Collected data entries:
-- Begin --

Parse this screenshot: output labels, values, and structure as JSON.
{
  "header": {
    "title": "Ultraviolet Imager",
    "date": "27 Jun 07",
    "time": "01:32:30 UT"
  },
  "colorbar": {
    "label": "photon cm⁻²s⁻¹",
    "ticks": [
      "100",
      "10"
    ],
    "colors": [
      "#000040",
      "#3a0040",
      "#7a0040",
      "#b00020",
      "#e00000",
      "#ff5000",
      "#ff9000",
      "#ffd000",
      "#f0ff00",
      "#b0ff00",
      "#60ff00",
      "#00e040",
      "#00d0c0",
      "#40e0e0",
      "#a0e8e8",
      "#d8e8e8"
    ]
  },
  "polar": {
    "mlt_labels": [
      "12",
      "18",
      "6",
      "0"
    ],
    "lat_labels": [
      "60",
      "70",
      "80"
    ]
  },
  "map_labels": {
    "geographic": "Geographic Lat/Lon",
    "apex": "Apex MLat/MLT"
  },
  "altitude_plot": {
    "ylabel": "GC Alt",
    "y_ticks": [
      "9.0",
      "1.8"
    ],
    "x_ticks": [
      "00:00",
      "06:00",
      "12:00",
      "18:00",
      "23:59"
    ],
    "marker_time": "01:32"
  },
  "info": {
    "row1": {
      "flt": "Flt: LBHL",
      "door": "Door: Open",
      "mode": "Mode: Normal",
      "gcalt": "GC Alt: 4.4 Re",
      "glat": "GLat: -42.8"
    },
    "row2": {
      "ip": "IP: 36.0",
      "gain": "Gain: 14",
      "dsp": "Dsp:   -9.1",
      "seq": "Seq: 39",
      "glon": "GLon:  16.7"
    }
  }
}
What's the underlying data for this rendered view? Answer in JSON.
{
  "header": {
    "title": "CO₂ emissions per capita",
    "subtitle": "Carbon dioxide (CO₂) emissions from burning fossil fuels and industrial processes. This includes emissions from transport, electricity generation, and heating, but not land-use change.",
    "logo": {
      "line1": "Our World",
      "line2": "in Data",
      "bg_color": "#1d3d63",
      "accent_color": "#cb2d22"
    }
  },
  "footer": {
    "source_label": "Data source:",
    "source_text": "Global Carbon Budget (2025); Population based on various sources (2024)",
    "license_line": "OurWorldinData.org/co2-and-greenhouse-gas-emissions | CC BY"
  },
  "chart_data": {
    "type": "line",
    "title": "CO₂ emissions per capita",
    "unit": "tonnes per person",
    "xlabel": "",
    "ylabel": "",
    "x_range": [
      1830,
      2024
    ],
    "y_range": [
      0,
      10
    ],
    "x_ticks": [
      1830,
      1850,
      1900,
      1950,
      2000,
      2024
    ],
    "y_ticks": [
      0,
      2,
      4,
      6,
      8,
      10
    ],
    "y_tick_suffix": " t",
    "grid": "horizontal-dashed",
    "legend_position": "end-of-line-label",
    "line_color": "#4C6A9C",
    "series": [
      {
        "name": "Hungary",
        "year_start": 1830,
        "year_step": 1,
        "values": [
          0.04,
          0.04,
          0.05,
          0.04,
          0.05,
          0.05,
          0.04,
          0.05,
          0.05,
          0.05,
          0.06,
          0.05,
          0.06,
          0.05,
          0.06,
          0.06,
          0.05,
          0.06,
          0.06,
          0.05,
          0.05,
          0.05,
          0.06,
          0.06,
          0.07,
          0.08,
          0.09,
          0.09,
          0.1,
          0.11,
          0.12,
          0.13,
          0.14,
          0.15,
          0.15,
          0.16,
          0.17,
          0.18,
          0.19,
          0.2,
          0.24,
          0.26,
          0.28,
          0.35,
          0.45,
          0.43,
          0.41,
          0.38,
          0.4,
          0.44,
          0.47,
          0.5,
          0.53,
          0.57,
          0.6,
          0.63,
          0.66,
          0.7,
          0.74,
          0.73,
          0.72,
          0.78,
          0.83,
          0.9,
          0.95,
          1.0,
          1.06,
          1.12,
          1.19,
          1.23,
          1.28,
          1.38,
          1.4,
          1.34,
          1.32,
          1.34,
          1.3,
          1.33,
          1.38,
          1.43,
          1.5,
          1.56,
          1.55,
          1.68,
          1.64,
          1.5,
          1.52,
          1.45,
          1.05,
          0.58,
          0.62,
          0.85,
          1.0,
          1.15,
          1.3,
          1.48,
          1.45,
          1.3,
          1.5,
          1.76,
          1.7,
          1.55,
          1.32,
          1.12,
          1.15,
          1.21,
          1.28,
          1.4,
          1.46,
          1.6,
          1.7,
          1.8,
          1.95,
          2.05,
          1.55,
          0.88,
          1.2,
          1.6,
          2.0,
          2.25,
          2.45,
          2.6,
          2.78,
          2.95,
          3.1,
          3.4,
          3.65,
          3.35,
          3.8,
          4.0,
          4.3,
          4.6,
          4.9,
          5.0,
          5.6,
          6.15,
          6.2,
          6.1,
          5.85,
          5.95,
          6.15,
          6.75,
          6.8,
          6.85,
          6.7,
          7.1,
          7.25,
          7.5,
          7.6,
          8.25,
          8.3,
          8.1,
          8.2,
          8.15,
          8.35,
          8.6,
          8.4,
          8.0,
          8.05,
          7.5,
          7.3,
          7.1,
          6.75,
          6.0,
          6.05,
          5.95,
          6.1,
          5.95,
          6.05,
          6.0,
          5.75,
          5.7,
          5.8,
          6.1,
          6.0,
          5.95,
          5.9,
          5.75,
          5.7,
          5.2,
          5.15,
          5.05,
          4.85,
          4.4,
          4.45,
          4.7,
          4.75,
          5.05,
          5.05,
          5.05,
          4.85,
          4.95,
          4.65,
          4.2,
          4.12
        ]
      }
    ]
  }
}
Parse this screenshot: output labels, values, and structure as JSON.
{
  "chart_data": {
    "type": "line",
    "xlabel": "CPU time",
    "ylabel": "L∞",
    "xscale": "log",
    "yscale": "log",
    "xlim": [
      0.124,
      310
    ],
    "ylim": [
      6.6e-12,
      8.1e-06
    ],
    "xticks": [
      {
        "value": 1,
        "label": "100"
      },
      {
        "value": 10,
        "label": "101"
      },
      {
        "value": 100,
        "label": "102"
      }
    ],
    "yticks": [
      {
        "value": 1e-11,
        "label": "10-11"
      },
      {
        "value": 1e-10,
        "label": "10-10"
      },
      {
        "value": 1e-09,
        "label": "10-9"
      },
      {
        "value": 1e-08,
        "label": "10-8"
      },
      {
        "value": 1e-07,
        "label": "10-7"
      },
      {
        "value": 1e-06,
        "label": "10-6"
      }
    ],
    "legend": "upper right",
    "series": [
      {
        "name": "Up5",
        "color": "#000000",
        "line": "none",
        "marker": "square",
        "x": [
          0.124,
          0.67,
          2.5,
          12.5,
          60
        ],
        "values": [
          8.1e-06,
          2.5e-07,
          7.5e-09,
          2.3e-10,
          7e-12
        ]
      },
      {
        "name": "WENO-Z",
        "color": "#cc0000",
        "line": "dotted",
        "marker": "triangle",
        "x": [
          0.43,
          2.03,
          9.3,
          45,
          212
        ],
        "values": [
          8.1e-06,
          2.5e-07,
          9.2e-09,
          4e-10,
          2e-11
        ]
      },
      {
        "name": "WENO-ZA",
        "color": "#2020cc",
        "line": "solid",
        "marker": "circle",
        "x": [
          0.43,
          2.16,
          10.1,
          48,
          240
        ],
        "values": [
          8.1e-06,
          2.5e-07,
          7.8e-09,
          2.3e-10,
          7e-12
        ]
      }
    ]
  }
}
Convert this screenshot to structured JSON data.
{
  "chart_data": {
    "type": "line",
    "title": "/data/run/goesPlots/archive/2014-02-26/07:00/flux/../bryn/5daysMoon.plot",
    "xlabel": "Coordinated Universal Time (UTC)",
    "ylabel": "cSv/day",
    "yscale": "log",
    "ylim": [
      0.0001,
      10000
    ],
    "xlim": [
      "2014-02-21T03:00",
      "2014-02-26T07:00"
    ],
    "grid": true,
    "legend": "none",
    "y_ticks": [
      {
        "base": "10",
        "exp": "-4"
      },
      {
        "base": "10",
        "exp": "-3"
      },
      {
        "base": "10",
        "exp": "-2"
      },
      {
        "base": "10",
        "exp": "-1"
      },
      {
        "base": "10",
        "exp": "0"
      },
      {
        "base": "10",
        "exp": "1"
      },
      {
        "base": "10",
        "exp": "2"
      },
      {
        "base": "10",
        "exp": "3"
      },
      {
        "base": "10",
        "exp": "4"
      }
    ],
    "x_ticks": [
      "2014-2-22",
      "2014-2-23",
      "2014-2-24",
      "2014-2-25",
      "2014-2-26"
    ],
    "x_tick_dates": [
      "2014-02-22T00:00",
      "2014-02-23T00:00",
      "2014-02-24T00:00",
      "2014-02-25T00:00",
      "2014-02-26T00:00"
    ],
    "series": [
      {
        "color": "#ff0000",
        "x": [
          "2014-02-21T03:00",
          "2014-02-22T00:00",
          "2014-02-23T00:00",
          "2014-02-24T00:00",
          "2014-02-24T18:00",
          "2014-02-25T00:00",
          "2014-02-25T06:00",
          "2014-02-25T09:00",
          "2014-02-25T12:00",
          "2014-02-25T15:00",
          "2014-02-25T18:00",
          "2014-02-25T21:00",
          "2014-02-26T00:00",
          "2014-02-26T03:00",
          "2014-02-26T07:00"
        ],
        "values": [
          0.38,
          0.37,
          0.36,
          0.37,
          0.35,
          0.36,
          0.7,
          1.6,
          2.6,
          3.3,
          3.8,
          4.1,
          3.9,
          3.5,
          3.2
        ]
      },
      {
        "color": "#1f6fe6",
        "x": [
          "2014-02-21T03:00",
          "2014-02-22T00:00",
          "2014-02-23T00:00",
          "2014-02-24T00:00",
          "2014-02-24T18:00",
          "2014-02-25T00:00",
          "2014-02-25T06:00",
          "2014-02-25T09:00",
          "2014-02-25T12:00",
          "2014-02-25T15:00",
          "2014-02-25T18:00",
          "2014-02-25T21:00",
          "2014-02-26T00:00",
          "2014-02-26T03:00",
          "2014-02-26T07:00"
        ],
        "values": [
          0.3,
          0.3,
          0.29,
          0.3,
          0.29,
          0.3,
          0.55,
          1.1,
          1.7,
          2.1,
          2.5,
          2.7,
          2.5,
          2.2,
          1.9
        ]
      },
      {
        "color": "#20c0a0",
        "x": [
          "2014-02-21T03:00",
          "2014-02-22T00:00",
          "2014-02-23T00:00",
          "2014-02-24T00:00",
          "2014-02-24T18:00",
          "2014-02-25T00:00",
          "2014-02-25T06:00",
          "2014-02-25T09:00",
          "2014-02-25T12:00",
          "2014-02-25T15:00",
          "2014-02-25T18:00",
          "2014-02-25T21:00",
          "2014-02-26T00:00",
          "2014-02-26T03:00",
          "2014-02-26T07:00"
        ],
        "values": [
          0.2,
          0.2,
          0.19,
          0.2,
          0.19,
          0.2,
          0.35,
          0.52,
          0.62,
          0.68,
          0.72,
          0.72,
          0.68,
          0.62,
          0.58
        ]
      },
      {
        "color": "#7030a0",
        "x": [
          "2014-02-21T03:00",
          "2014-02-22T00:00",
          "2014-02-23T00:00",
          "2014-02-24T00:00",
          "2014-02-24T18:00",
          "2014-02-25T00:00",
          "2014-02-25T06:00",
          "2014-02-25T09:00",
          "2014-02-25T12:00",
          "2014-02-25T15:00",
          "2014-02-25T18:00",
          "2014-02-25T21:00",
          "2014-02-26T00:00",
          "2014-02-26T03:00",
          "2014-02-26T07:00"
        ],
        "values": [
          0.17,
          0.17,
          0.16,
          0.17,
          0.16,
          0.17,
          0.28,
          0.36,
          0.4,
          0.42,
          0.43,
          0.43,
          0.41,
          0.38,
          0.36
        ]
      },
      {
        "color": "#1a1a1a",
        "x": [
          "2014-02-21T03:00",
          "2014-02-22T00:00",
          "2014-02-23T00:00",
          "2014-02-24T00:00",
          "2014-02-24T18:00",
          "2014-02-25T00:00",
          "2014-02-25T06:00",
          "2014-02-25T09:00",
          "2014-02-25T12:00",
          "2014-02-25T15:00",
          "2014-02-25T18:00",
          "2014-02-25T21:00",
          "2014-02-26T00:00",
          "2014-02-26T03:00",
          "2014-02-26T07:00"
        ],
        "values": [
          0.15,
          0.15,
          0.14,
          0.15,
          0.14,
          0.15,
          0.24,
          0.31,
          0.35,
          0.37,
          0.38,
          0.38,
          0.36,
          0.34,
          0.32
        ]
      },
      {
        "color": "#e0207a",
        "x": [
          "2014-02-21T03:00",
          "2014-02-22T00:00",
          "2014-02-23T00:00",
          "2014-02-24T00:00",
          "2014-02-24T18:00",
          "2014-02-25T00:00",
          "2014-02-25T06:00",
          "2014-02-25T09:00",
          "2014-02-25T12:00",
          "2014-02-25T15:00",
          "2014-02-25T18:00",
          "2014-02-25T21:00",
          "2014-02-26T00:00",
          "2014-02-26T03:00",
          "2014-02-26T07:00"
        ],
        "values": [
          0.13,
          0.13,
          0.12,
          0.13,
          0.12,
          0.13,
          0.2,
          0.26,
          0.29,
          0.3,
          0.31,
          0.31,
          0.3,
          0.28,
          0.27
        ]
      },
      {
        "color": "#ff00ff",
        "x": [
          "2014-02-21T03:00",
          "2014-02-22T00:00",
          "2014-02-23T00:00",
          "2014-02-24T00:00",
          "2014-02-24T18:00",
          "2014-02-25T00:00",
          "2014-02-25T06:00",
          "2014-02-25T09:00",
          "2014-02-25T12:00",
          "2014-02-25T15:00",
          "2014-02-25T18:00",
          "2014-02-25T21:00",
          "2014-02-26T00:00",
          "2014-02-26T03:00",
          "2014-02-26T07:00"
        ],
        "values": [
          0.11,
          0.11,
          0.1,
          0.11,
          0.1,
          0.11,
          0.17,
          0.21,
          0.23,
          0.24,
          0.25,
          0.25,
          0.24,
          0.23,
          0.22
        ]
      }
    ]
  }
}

-- End --

§ **PROBLEM DETAILS**
Copy out every line in the listing where the word "Carbon" appears.

§ **TASK OUTPUT**
    "subtitle": "Carbon dioxide (CO₂) emissions from burning fossil fuels and industrial processes. This includes emissions from transport, electricity generation, and heating, but not land-use change.",
    "source_text": "Global Carbon Budget (2025); Population based on various sources (2024)",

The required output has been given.